## TASK REQUIREMENTS
Reproduce each record below exactly as written.

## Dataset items
******

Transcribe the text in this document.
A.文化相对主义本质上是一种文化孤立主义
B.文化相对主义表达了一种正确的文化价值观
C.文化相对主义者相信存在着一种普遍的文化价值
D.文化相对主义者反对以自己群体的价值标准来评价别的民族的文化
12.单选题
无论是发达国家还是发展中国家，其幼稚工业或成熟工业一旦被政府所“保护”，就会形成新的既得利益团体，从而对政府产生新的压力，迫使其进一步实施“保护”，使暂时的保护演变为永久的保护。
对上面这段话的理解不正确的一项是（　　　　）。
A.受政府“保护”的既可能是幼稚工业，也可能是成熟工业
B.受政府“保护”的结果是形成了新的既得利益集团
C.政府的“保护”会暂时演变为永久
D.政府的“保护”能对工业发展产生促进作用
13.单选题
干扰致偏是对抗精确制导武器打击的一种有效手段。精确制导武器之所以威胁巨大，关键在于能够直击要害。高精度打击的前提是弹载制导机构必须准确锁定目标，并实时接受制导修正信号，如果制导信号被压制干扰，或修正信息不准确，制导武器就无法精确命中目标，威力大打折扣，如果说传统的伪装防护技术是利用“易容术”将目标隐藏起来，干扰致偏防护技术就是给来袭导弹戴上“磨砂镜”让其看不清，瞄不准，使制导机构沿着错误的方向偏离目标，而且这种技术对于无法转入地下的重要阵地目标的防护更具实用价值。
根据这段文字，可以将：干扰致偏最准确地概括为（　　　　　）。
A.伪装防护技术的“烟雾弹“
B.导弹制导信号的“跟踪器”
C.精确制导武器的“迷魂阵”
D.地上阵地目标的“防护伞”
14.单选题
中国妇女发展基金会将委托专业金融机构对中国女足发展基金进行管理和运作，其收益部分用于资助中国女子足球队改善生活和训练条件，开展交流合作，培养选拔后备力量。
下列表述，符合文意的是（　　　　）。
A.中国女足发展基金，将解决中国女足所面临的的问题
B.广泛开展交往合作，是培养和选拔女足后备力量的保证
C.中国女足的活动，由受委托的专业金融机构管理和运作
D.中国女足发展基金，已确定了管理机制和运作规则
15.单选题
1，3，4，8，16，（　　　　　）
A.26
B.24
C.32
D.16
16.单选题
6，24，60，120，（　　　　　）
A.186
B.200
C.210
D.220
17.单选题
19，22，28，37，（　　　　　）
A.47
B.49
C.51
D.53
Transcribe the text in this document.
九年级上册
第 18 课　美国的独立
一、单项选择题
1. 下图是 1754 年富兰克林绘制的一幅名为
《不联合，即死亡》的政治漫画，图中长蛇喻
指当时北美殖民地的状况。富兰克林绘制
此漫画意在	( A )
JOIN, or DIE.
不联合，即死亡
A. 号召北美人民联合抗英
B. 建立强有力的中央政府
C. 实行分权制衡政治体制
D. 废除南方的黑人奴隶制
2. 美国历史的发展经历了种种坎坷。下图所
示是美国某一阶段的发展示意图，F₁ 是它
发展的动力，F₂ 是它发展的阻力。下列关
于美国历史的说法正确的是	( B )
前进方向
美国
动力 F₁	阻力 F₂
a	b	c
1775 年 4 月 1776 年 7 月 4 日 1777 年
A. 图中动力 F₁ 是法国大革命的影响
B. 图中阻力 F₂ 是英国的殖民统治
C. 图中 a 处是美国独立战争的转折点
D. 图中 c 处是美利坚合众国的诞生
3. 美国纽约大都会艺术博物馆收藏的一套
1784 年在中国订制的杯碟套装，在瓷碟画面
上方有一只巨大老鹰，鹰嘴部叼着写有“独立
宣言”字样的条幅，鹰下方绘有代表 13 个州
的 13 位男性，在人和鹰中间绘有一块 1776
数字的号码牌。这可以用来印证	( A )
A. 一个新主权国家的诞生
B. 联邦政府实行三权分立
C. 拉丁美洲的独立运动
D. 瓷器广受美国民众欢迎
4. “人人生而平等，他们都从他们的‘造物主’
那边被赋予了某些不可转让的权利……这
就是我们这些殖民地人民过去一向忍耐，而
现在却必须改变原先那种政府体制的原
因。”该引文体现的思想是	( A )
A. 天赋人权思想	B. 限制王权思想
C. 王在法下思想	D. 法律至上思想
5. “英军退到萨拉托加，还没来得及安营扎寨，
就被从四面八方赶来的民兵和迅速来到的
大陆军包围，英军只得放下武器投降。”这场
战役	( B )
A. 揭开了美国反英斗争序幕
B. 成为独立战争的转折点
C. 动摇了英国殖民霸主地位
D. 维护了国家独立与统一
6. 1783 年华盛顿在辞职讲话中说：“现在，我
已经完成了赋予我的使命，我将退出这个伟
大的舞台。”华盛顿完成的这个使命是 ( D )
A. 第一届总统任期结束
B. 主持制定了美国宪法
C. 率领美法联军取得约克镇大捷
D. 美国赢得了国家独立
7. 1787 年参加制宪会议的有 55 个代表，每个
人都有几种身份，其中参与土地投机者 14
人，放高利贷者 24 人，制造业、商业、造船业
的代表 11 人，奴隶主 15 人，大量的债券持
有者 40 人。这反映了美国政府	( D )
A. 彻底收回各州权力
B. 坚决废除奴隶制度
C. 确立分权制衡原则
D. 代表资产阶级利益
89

******

## ANSWER FOR THE TASK
Transcribe the text in this document.
A.文化相对主义本质上是一种文化孤立主义
B.文化相对主义表达了一种正确的文化价值观
C.文化相对主义者相信存在着一种普遍的文化价值
D.文化相对主义者反对以自己群体的价值标准来评价别的民族的文化
12.单选题
无论是发达国家还是发展中国家，其幼稚工业或成熟工业一旦被政府所“保护”，就会形成新的既得利益团体，从而对政府产生新的压力，迫使其进一步实施“保护”，使暂时的保护演变为永久的保护。
对上面这段话的理解不正确的一项是（　　　　）。
A.受政府“保护”的既可能是幼稚工业，也可能是成熟工业
B.受政府“保护”的结果是形成了新的既得利益集团
C.政府的“保护”会暂时演变为永久
D.政府的“保护”能对工业发展产生促进作用
13.单选题
干扰致偏是对抗精确制导武器打击的一种有效手段。精确制导武器之所以威胁巨大，关键在于能够直击要害。高精度打击的前提是弹载制导机构必须准确锁定目标，并实时接受制导修正信号，如果制导信号被压制干扰，或修正信息不准确，制导武器就无法精确命中目标，威力大打折扣，如果说传统的伪装防护技术是利用“易容术”将目标隐藏起来，干扰致偏防护技术就是给来袭导弹戴上“磨砂镜”让其看不清，瞄不准，使制导机构沿着错误的方向偏离目标，而且这种技术对于无法转入地下的重要阵地目标的防护更具实用价值。
根据这段文字，可以将：干扰致偏最准确地概括为（　　　　　）。
A.伪装防护技术的“烟雾弹“
B.导弹制导信号的“跟踪器”
C.精确制导武器的“迷魂阵”
D.地上阵地目标的“防护伞”
14.单选题
中国妇女发展基金会将委托专业金融机构对中国女足发展基金进行管理和运作，其收益部分用于资助中国女子足球队改善生活和训练条件，开展交流合作，培养选拔后备力量。
下列表述，符合文意的是（　　　　）。
A.中国女足发展基金，将解决中国女足所面临的的问题
B.广泛开展交往合作，是培养和选拔女足后备力量的保证
C.中国女足的活动，由受委托的专业金融机构管理和运作
D.中国女足发展基金，已确定了管理机制和运作规则
15.单选题
1，3，4，8，16，（　　　　　）
A.26
B.24
C.32
D.16
16.单选题
6，24，60，120，（　　　　　）
A.186
B.200
C.210
D.220
17.单选题
19，22，28，37，（　　　　　）
A.47
B.49
C.51
D.53
Transcribe the text in this document.
九年级上册
第 18 课　美国的独立
一、单项选择题
1. 下图是 1754 年富兰克林绘制的一幅名为
《不联合，即死亡》的政治漫画，图中长蛇喻
指当时北美殖民地的状况。富兰克林绘制
此漫画意在	( A )
JOIN, or DIE.
不联合，即死亡
A. 号召北美人民联合抗英
B. 建立强有力的中央政府
C. 实行分权制衡政治体制
D. 废除南方的黑人奴隶制
2. 美国历史的发展经历了种种坎坷。下图所
示是美国某一阶段的发展示意图，F₁ 是它
发展的动力，F₂ 是它发展的阻力。下列关
于美国历史的说法正确的是	( B )
前进方向
美国
动力 F₁	阻力 F₂
a	b	c
1775 年 4 月 1776 年 7 月 4 日 1777 年
A. 图中动力 F₁ 是法国大革命的影响
B. 图中阻力 F₂ 是英国的殖民统治
C. 图中 a 处是美国独立战争的转折点
D. 图中 c 处是美利坚合众国的诞生
3. 美国纽约大都会艺术博物馆收藏的一套
1784 年在中国订制的杯碟套装，在瓷碟画面
上方有一只巨大老鹰，鹰嘴部叼着写有“独立
宣言”字样的条幅，鹰下方绘有代表 13 个州
的 13 位男性，在人和鹰中间绘有一块 1776
数字的号码牌。这可以用来印证	( A )
A. 一个新主权国家的诞生
B. 联邦政府实行三权分立
C. 拉丁美洲的独立运动
D. 瓷器广受美国民众欢迎
4. “人人生而平等，他们都从他们的‘造物主’
那边被赋予了某些不可转让的权利……这
就是我们这些殖民地人民过去一向忍耐，而
现在却必须改变原先那种政府体制的原
因。”该引文体现的思想是	( A )
A. 天赋人权思想	B. 限制王权思想
C. 王在法下思想	D. 法律至上思想
5. “英军退到萨拉托加，还没来得及安营扎寨，
就被从四面八方赶来的民兵和迅速来到的
大陆军包围，英军只得放下武器投降。”这场
战役	( B )
A. 揭开了美国反英斗争序幕
B. 成为独立战争的转折点
C. 动摇了英国殖民霸主地位
D. 维护了国家独立与统一
6. 1783 年华盛顿在辞职讲话中说：“现在，我
已经完成了赋予我的使命，我将退出这个伟
大的舞台。”华盛顿完成的这个使命是 ( D )
A. 第一届总统任期结束
B. 主持制定了美国宪法
C. 率领美法联军取得约克镇大捷
D. 美国赢得了国家独立
7. 1787 年参加制宪会议的有 55 个代表，每个
人都有几种身份，其中参与土地投机者 14
人，放高利贷者 24 人，制造业、商业、造船业
的代表 11 人，奴隶主 15 人，大量的债券持
有者 40 人。这反映了美国政府	( D )
A. 彻底收回各州权力
B. 坚决废除奴隶制度
C. 确立分权制衡原则
D. 代表资产阶级利益
89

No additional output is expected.